• _Goal of the exercise_
Go through the lines below. Copy those with "思想政治".

• _Listed records_
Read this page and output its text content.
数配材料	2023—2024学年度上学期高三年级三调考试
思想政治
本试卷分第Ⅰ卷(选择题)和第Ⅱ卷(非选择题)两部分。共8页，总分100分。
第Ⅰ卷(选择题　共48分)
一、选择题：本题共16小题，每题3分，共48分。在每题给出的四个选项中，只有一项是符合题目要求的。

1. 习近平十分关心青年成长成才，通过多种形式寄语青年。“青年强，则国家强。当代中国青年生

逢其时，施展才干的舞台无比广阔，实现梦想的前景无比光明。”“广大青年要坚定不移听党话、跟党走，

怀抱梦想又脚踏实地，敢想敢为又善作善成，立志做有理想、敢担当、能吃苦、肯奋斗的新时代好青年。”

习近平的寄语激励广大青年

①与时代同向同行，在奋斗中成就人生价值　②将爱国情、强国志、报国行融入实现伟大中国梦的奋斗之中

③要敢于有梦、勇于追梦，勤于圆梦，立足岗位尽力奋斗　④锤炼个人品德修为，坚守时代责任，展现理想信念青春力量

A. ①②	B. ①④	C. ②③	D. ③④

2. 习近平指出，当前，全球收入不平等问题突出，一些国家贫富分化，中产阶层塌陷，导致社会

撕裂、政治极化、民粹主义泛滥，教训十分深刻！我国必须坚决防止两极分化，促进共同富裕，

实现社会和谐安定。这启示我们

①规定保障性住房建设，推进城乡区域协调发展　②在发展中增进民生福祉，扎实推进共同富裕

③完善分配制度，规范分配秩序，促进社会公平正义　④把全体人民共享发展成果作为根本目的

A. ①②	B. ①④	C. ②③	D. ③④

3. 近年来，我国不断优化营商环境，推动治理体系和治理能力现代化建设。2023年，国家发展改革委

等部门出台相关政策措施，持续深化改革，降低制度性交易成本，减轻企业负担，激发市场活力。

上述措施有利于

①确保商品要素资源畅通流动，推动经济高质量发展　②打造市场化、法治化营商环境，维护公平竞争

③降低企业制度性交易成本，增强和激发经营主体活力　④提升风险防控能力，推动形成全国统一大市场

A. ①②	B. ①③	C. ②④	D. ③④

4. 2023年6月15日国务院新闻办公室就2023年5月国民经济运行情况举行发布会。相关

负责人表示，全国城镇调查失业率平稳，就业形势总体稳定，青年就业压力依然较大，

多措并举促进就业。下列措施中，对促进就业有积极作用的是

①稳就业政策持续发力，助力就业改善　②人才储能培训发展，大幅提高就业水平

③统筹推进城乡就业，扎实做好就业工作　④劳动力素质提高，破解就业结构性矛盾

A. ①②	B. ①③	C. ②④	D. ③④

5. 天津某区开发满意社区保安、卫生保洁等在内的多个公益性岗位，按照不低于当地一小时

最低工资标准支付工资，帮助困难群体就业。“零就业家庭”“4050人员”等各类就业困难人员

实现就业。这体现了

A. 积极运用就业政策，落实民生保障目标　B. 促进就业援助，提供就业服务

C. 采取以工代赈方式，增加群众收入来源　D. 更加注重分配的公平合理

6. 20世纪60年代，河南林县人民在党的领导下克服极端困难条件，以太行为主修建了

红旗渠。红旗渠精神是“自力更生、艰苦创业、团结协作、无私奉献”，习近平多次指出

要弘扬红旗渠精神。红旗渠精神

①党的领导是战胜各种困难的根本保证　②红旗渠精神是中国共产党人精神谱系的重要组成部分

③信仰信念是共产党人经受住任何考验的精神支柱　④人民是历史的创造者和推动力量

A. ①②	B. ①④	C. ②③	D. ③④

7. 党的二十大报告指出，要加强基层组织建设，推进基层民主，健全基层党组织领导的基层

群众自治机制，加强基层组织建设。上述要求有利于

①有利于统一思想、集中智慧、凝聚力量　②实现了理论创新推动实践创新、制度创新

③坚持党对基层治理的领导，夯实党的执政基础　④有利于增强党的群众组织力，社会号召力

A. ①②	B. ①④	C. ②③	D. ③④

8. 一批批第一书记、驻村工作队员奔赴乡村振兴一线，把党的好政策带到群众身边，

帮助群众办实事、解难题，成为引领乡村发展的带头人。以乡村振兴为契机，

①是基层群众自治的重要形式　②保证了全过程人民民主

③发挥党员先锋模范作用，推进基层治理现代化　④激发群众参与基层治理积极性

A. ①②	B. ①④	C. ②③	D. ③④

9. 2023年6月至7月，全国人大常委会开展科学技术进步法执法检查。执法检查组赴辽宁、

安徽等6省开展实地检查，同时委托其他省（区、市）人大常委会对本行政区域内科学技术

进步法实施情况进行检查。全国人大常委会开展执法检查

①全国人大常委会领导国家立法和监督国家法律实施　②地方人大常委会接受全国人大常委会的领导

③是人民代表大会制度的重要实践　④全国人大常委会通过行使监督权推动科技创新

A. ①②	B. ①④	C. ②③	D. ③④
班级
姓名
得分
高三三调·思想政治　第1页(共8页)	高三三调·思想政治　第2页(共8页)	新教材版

• _Output of the exercise_
思想政治
高三三调·思想政治　第1页(共8页)	高三三调·思想政治　第2页(共8页)	新教材版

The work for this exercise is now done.